■ Brano di testo ■
======

Figlio di un orefice e orologiaio, mostrò presto di essere dotato per il disegno (i primi risalgono al 1901). Iscritto nel 1907 ad una scuola commerciale, seguì nel contempo i corsi della Scuola di belle arti della Lonja a Barcellona. Si impiegò come contabile in una drogheria (1910), ma si ammalò e nel 1911 si stabilì nella fattoria di Montroig in Catalogna, che i genitori avevano appena acquistato e che restò uno dei luoghi privilegiati della sua ispirazione. Ottenne allora di potersi dedicare interamente alla pittura e frequentò a Barcellona l’Accademia di Francisco Galì, il cui insegnamento liberale lo stimolò; si legò, nello stesso periodo, ad artisti catalani, tra i quali il ceramista Llorens Artigas, suo futuro collaboratore.
Nel 1912 la Gall. Dalmau espose impressionisti, fauves e cubisti, e quattro anni dopo Vollard organizzò a Barcellona una grande mostra di arte francese; ciò spiega come tra il 1916 e il 1919 Miró raccogliesse
varie sollecitazioni: quella, piuttosto breve, di un fauvisme decorativo talvolta detto «catalano» (Nord-Sud, 1917: Parigi, coll. priv.); o quella, più marcata, di un cubismo sintetico e deliberato, applicato in particolare al ritratto (Ritratto di Ricart, 1917: coll. priv.). Più decisivi e rivelatori del temperamento originale dell’artista sono i paesaggi eseguiti a Montroig, Cambrils, Prades e Ciurana, e specialmente quelli di Montroig nel 1918 e 1919; chiamati «dettaglisti», rammentano l’ingenuità concertata di un Doganiere Rousseau. Un disegno preciso definisce, infatti, il soggetto, mentre tagli praticati secondo un metodo derivante dal cubismo sintetico svelano in uno spazio bidimensionale la vita segreta della terra; un colore acuto e freddo contribuisce al clima di una «surrealtà» già presentita (Montroig, chiesa e villaggio, 1919: coll. priv.).
A Barcellona Miró conosce Maurice Raynal e Picabia ed espone per la prima volta alla Gall. Dalmau (1918); nella primavera del 1919 parte per Parigi, dove incontra Picasso. Dal 1920 Miró lavorò durante l’estate a Montroig e trascorse a Parigi l’inverno, avendo come vicino di studio, in rue Blomet, André Masson. Il Nudo allo specchio (1919: Dusseldorf, knw), disegnato con crudele acutezza, annuncia la dissoluzione di una realtà che cede alle proprie tensioni interiori. La prima personale parigina di M ebbe luogo nell’aprile-maggio 1921 alla Gall. la Licorne.

======

■ Sfide proposte ■
A: Secondo il brano sulla giovinezza di Miró, dove si stabilì il pittore nel 1911?
B: Riprendi il brano sulla formazione di Miró dal punto in cui termina e proseguilo.

======

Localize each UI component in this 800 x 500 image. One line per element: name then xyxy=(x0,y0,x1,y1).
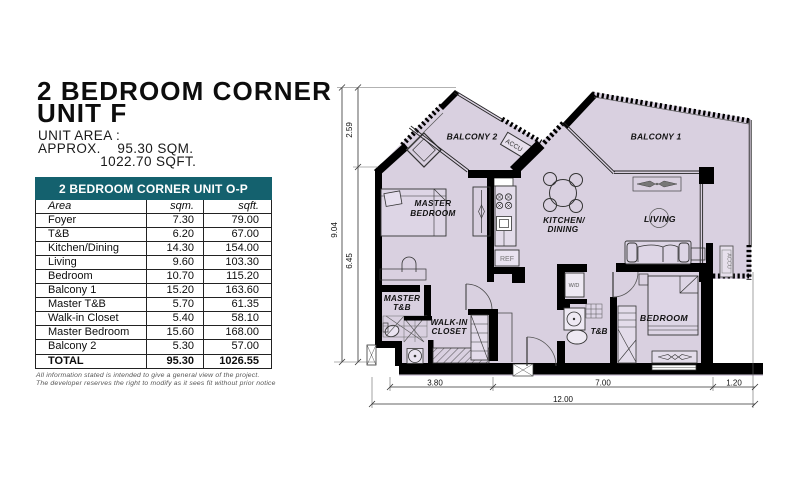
svg-text:7.00: 7.00 xyxy=(595,379,611,388)
svg-text:3.80: 3.80 xyxy=(427,379,443,388)
svg-text:MASTER: MASTER xyxy=(384,294,420,303)
svg-text:BALCONY 2: BALCONY 2 xyxy=(447,132,498,142)
svg-text:2.59: 2.59 xyxy=(345,122,354,138)
svg-text:WALK-IN: WALK-IN xyxy=(430,318,468,327)
svg-text:MASTER: MASTER xyxy=(415,199,452,208)
svg-text:LIVING: LIVING xyxy=(644,214,676,224)
svg-text:BEDROOM: BEDROOM xyxy=(410,209,456,218)
svg-text:T&B: T&B xyxy=(591,327,608,336)
svg-text:12.00: 12.00 xyxy=(553,395,574,404)
svg-text:BEDROOM: BEDROOM xyxy=(640,313,689,323)
svg-text:DINING: DINING xyxy=(547,225,578,234)
svg-text:REF: REF xyxy=(500,256,514,263)
svg-text:6.45: 6.45 xyxy=(345,253,354,269)
svg-text:9.04: 9.04 xyxy=(330,222,339,238)
svg-text:1.20: 1.20 xyxy=(726,379,742,388)
svg-text:CLOSET: CLOSET xyxy=(431,327,467,336)
svg-text:W/D: W/D xyxy=(569,283,580,289)
svg-text:T&B: T&B xyxy=(393,303,411,312)
svg-text:ACCU: ACCU xyxy=(726,253,732,269)
svg-text:BALCONY 1: BALCONY 1 xyxy=(631,132,682,142)
svg-text:KITCHEN/: KITCHEN/ xyxy=(543,216,585,225)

======

■ Risposte scritte ■
A: Nella fattoria di Montroig in Catalogna, che i genitori avevano appena acquistato.

B:
La frequentazione degli scrittori e degli artisti del gruppo surrealista confermò l’artista nelle sue audaci trasposizioni; il passaggio all’universo onirico, mezzo fantastico e mezzo familiare, ha luogo nel 1923. La proliferazione dei motivi, legati dall’arabesco e vivacemente colorati, caratterizza ancora la Terra arata (1923-1924: New York, Guggenheim) e il Carnevale di Arlecchino (1924-25: Buffalo, ag), ma la Materìtà del 1924 (coll. priv.), per la sua esemplare economia e per il meccanismo sottile del suo simbolismo sessuale, porta direttamente al periodo surrealista di Miró (1925-27). L’imperativo dell’invenzione spontanea gli consente soprattutto di abbandonare momentaneamente l’investigazione metodica e prudente che, fino ad allora, lo aveva guidato. (Testa di contadino catalano, 1925: coll. priv.; dipinti sul tema del Cavallo da
Circo). Per converso i quadri eseguiti durante i soggiorni estivi a Montroig (1926 e 1927) appartegono a una poetica più concertata, insieme umoristica e tenera, di cui è espressione compiuta il Cane che abbaia alla luna (1926: Philadelphia, am). Miró sfrutterà questa personalissima «figuratività», dopo che l’esperienza surrealistica gli avrà consentito di provare i propri mezzi in un’atmosfera carica di «elettricità mentale» (André Breton).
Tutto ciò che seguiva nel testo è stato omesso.